Extracted data entries:
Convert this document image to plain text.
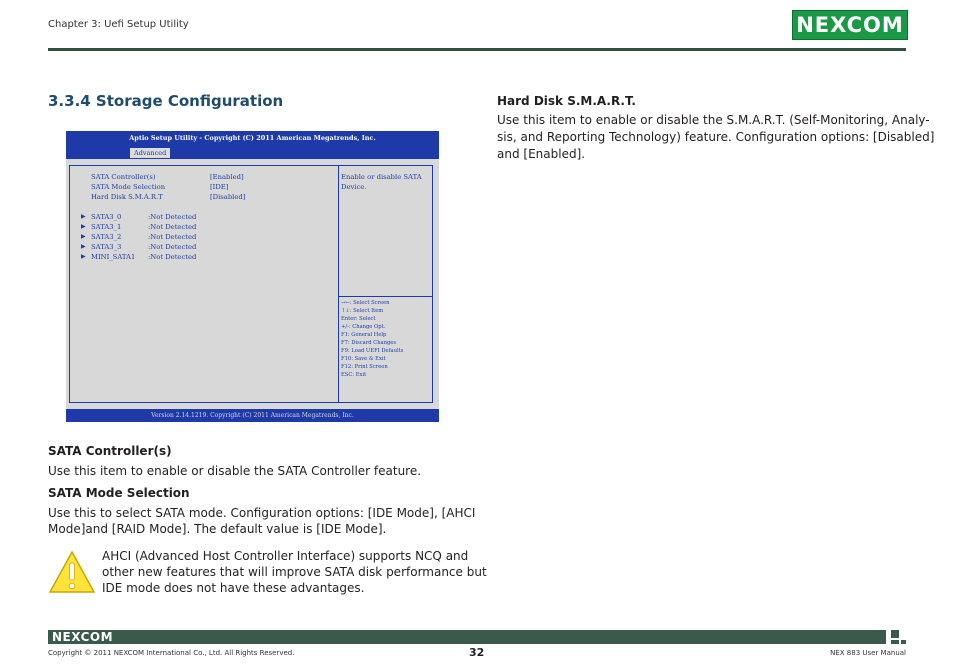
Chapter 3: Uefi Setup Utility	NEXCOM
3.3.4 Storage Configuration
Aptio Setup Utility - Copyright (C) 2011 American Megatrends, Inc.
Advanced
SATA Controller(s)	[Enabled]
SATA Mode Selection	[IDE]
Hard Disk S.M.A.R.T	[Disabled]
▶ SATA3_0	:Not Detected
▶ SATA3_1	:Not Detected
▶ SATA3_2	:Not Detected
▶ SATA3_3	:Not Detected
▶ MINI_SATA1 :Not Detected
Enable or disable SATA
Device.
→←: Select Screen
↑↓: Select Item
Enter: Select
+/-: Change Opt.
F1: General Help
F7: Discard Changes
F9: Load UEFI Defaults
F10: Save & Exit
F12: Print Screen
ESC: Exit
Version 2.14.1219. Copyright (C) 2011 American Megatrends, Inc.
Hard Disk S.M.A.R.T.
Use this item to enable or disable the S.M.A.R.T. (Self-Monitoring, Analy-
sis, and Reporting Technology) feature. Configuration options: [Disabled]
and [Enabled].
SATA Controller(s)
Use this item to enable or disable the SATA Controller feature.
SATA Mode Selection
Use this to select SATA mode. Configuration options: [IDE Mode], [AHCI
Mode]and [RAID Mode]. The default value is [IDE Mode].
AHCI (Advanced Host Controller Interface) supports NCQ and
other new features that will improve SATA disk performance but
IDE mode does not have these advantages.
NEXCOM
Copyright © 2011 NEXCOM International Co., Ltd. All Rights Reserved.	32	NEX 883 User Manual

__What you should do__.
Repeat the material above word for word and skip every image in it.

__Exercise answer__.
Convert this document image to plain text.
Chapter 3: Uefi Setup Utility	NEXCOM
3.3.4 Storage Configuration
Aptio Setup Utility - Copyright (C) 2011 American Megatrends, Inc.
Advanced
SATA Controller(s)	[Enabled]
SATA Mode Selection	[IDE]
Hard Disk S.M.A.R.T	[Disabled]
▶ SATA3_0	:Not Detected
▶ SATA3_1	:Not Detected
▶ SATA3_2	:Not Detected
▶ SATA3_3	:Not Detected
▶ MINI_SATA1 :Not Detected
Enable or disable SATA
Device.
→←: Select Screen
↑↓: Select Item
Enter: Select
+/-: Change Opt.
F1: General Help
F7: Discard Changes
F9: Load UEFI Defaults
F10: Save & Exit
F12: Print Screen
ESC: Exit
Version 2.14.1219. Copyright (C) 2011 American Megatrends, Inc.
Hard Disk S.M.A.R.T.
Use this item to enable or disable the S.M.A.R.T. (Self-Monitoring, Analy-
sis, and Reporting Technology) feature. Configuration options: [Disabled]
and [Enabled].
SATA Controller(s)
Use this item to enable or disable the SATA Controller feature.
SATA Mode Selection
Use this to select SATA mode. Configuration options: [IDE Mode], [AHCI
Mode]and [RAID Mode]. The default value is [IDE Mode].
AHCI (Advanced Host Controller Interface) supports NCQ and
other new features that will improve SATA disk performance but
IDE mode does not have these advantages.
NEXCOM
Copyright © 2011 NEXCOM International Co., Ltd. All Rights Reserved.	32	NEX 883 User Manual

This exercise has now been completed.